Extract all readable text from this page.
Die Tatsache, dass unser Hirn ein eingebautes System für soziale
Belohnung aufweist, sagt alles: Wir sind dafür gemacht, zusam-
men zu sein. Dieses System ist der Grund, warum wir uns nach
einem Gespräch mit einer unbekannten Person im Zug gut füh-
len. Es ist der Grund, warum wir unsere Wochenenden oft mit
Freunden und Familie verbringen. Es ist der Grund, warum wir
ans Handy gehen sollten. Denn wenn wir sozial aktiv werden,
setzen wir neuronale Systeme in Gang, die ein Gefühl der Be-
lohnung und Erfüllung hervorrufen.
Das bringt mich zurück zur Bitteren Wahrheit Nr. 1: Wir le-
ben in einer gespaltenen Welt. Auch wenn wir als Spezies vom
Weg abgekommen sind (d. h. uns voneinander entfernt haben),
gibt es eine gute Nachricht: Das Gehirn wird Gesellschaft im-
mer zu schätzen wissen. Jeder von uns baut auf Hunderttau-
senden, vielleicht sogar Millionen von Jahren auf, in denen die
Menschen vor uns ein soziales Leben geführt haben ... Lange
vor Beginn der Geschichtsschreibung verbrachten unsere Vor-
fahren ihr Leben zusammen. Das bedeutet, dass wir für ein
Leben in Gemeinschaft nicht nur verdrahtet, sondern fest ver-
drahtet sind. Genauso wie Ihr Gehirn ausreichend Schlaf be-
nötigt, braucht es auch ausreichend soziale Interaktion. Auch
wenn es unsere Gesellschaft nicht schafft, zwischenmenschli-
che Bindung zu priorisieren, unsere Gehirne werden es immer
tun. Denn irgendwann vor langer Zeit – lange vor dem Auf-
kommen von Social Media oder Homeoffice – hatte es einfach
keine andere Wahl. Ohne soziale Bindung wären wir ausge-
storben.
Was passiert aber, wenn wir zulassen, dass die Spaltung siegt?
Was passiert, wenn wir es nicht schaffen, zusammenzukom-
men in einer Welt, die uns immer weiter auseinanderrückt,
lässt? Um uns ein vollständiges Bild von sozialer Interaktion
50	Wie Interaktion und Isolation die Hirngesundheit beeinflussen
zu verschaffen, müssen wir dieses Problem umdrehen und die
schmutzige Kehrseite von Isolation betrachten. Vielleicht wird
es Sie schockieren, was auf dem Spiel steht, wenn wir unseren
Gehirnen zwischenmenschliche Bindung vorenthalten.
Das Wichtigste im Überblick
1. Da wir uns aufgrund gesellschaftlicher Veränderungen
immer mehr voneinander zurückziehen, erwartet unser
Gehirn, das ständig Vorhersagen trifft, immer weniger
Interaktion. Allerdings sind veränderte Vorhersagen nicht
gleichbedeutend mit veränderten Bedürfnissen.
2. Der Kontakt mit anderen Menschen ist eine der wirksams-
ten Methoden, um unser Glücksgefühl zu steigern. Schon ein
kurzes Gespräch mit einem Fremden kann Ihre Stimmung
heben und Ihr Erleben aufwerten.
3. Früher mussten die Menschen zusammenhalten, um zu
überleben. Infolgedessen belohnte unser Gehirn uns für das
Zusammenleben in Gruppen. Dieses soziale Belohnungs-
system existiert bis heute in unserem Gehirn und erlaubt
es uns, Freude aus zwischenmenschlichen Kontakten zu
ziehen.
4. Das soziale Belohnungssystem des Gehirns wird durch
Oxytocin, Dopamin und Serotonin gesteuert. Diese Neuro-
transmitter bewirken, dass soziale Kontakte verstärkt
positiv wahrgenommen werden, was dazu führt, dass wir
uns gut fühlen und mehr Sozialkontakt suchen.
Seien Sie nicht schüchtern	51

* * *

# [What is needed]
Lines in the data holding the word "Interaktion": count them and say how many, nothing more.

# [Result for this task]
4